La grève des travailleurs du secteur public continue aujourd'hui, en lutte contre les réformes des retraites et la politique d’austérité menée par Emmanuel Macron. Une nouvelle journée d’action est organisée demain à l’appel de plusieurs confédérations syndicales.
«La journée de lundi va encore être extrêmement compliquée pour tous nos passagers, le réseau sera encore extrêmement perturbé», a annoncé la porte-parole de la SNCF, Agnès Ogier. Elle a prédit que 15 à 20 pour cent des trains circuleraient. Les trains Eurostar, Thalys et Lyria à destination de l’Angleterre, de la Belgique et de la Suisse sont également très touchés par la grève.
La RATP a aussi annoncé que les tranports parisiens seraient lourdement impactés. A part les deux lignes automatisées, seuls quelques lignes de métro n’opéreront, et cela avec un trafic réduit aux heures de pointe. Seule un petite fraction des RER et des tramways et la moitié des bus circulent.
De dizaines de milliers de personnels de l’éducation nationale font grève, alors que les deux-tiers faisaient grève jeudi. Des grèves continuent dans les aéroports, et la Direction générale de l’aviation civile a de nouveau appelé les compagnes aériennes à réduire le nombre de vols planifiés.
Des sections plus larges du secteur public qui ont fait grève la semaine dernière – y compris les hôpitaux, l’énergie et les ports – ainsi que les raffineurs pourraient reprendre la grève demain.
Alors que la colère monte contre les retraites et la répression violente de la manifestation jeudi, il faut souligner que les appareils syndicaux préparent une trahison. Il est d’une importance critique pour les travailleurs d’ôter le contrôle des luttes aux syndicats, d’organiser leurs propres comités d’action et d’entraîner des couches plus larges de travailleurs dans le mouvement afin de faire chuter Macron. C’est la seule façon de stopper ses attaques contre les travailleurs.

Consigne écrite a
Résumez sous forme de liste le paragraphe de l'extrait qui commence par « La journée de lundi va encore », en conservant ses faits principaux.
L'extrait et les lignes proviennent de sources distinctes.

Lignes de l'exercice
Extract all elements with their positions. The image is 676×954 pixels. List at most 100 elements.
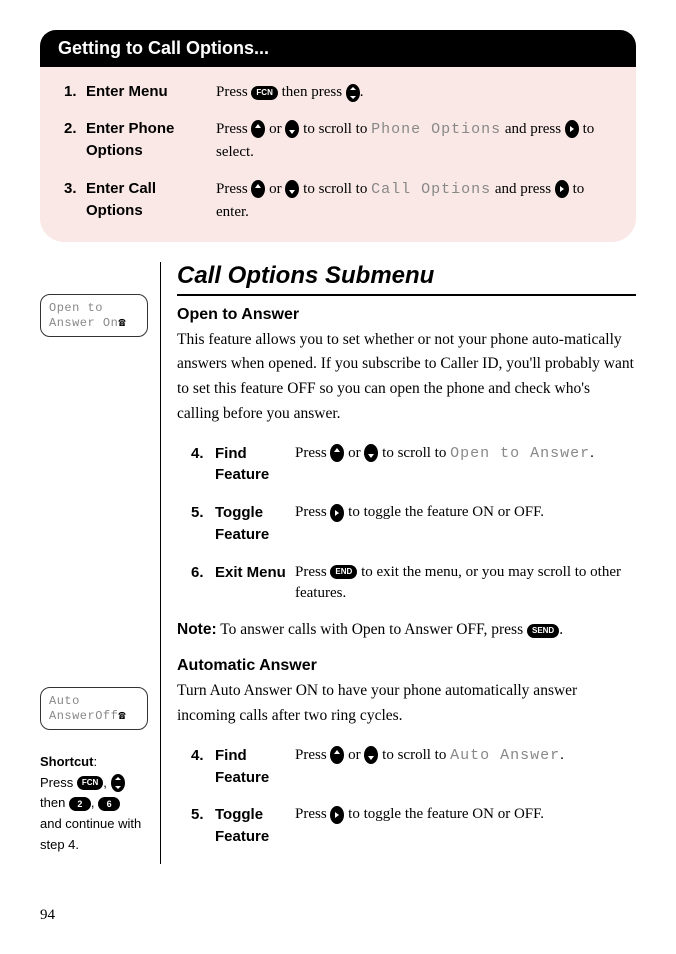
text: to scroll to	[299, 121, 371, 137]
text: Press	[216, 121, 251, 137]
send-key-icon: SEND	[527, 624, 559, 638]
text: Press	[295, 564, 330, 580]
text: then	[40, 795, 69, 810]
content-column: Call Options Submenu Open to Answer This…	[160, 262, 636, 864]
note: Note: To answer calls with Open to Answe…	[177, 621, 636, 639]
text: to toggle the feature ON or OFF.	[344, 806, 544, 822]
margin-column: Open to Answer On☎ Auto AnswerOff☎ Short…	[40, 262, 160, 864]
step-desc: Press or to scroll to Call Options and p…	[216, 178, 612, 224]
step-number: 5.	[191, 804, 215, 848]
display-line: AnswerOff☎	[49, 709, 139, 725]
text: Press	[40, 775, 77, 790]
auto-answer-body: Turn Auto Answer ON to have your phone a…	[177, 679, 636, 729]
right-key-icon	[330, 806, 344, 824]
text: to toggle the feature ON or OFF.	[344, 504, 544, 520]
step-number: 4.	[191, 443, 215, 487]
step-label: Exit Menu	[215, 562, 295, 606]
updown-key-icon	[111, 774, 125, 792]
phone-display-open-answer: Open to Answer On☎	[40, 294, 148, 337]
updown-key-icon	[346, 84, 360, 102]
step-desc: Press or to scroll to Phone Options and …	[216, 118, 612, 164]
right-key-icon	[330, 504, 344, 522]
note-label: Note:	[177, 621, 217, 638]
step-2: 2. Enter Phone Options Press or to scrol…	[64, 118, 612, 164]
step-desc: Press or to scroll to Auto Answer.	[295, 745, 636, 789]
step-label: Enter Phone Options	[86, 118, 216, 164]
step-number: 1.	[64, 81, 86, 104]
text: Press	[295, 445, 330, 461]
open-to-answer-heading: Open to Answer	[177, 306, 636, 324]
main-content: Open to Answer On☎ Auto AnswerOff☎ Short…	[40, 262, 636, 864]
step-desc: Press FCN then press .	[216, 81, 612, 104]
text: Press	[295, 806, 330, 822]
text: .	[559, 621, 563, 638]
text: and press	[501, 121, 565, 137]
step-number: 2.	[64, 118, 86, 164]
key-2-icon: 2	[69, 797, 91, 811]
text: and continue with step 4.	[40, 816, 141, 852]
menu-name: Phone Options	[371, 121, 501, 138]
auto-answer-steps: 4. Find Feature Press or to scroll to Au…	[177, 745, 636, 848]
step-number: 4.	[191, 745, 215, 789]
phone-icon: ☎	[118, 316, 126, 330]
step-1: 1. Enter Menu Press FCN then press .	[64, 81, 612, 104]
text: and press	[491, 181, 555, 197]
end-key-icon: END	[330, 565, 357, 579]
text: or	[265, 121, 285, 137]
display-line: Answer On☎	[49, 316, 139, 332]
step-4: 4. Find Feature Press or to scroll to Op…	[191, 443, 636, 487]
up-key-icon	[330, 444, 344, 462]
down-key-icon	[364, 746, 378, 764]
section-title: Call Options Submenu	[177, 262, 636, 296]
text: to scroll to	[378, 747, 450, 763]
text: to scroll to	[299, 181, 371, 197]
text: ,	[91, 795, 98, 810]
step-label: Toggle Feature	[215, 804, 295, 848]
step-desc: Press to toggle the feature ON or OFF.	[295, 502, 636, 546]
step-number: 5.	[191, 502, 215, 546]
right-key-icon	[565, 120, 579, 138]
down-key-icon	[285, 120, 299, 138]
step-label: Find Feature	[215, 443, 295, 487]
step-4b: 4. Find Feature Press or to scroll to Au…	[191, 745, 636, 789]
menu-name: Open to Answer	[450, 445, 590, 462]
text: to scroll to	[378, 445, 450, 461]
up-key-icon	[251, 120, 265, 138]
step-label: Find Feature	[215, 745, 295, 789]
step-label: Enter Call Options	[86, 178, 216, 224]
up-key-icon	[330, 746, 344, 764]
menu-name: Call Options	[371, 181, 491, 198]
text: or	[344, 445, 364, 461]
step-desc: Press to toggle the feature ON or OFF.	[295, 804, 636, 848]
getting-to-steps: 1. Enter Menu Press FCN then press . 2. …	[40, 67, 636, 242]
shortcut-note: Shortcut: Press FCN, then 2, 6 and conti…	[40, 752, 148, 856]
text: .	[560, 747, 564, 763]
step-number: 6.	[191, 562, 215, 606]
page-number: 94	[40, 907, 55, 924]
text: or	[344, 747, 364, 763]
step-3: 3. Enter Call Options Press or to scroll…	[64, 178, 612, 224]
open-answer-steps: 4. Find Feature Press or to scroll to Op…	[177, 443, 636, 606]
text: Press	[216, 181, 251, 197]
step-label: Toggle Feature	[215, 502, 295, 546]
right-key-icon	[555, 180, 569, 198]
step-5b: 5. Toggle Feature Press to toggle the fe…	[191, 804, 636, 848]
display-line: Auto	[49, 694, 139, 710]
down-key-icon	[364, 444, 378, 462]
key-6-icon: 6	[98, 797, 120, 811]
fcn-key-icon: FCN	[77, 776, 103, 790]
step-desc: Press or to scroll to Open to Answer.	[295, 443, 636, 487]
phone-display-auto-answer: Auto AnswerOff☎	[40, 687, 148, 730]
step-label: Enter Menu	[86, 81, 216, 104]
text: .	[360, 84, 364, 100]
text: Press	[216, 84, 251, 100]
step-5: 5. Toggle Feature Press to toggle the fe…	[191, 502, 636, 546]
phone-icon: ☎	[118, 709, 126, 723]
open-to-answer-body: This feature allows you to set whether o…	[177, 328, 636, 427]
menu-name: Auto Answer	[450, 747, 560, 764]
display-line: Open to	[49, 301, 139, 317]
shortcut-label: Shortcut	[40, 754, 93, 769]
text: or	[265, 181, 285, 197]
text: then press	[278, 84, 346, 100]
text: Press	[295, 504, 330, 520]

Consigne écrite b
Remplacez « Press » par « Push » dans les lignes, de la ligne contenant « 121, 371, 137] » jusqu'à la ligne contenant « step-desc: Press or to scroll to Call », sans rien modifier d'autre.

Réponse correcte a
- Agnès Ogier, porte-parole de la SNCF, annonce une journée de lundi encore extrêmement compliquée pour les passagers, avec un réseau très perturbé.
- Elle prévoit que 15 à 20 pour cent des trains circuleront.
- Les trains Eurostar, Thalys et Lyria à destination de l'Angleterre, de la Belgique et de la Suisse sont eux aussi très touchés par la grève.

Réponse correcte b
text: to scroll to	[299, 121, 371, 137]
text: Push	[216, 121, 251, 137]
send-key-icon: SEND	[527, 624, 559, 638]
text: Push	[295, 564, 330, 580]
text: then	[40, 795, 69, 810]
content-column: Call Options Submenu Open to Answer This…	[160, 262, 636, 864]
note: Note: To answer calls with Open to Answe…	[177, 621, 636, 639]
text: to toggle the feature ON or OFF.	[344, 806, 544, 822]
margin-column: Open to Answer On☎ Auto AnswerOff☎ Short…	[40, 262, 160, 864]
step-desc: Push or to scroll to Call Options and p…	[216, 178, 612, 224]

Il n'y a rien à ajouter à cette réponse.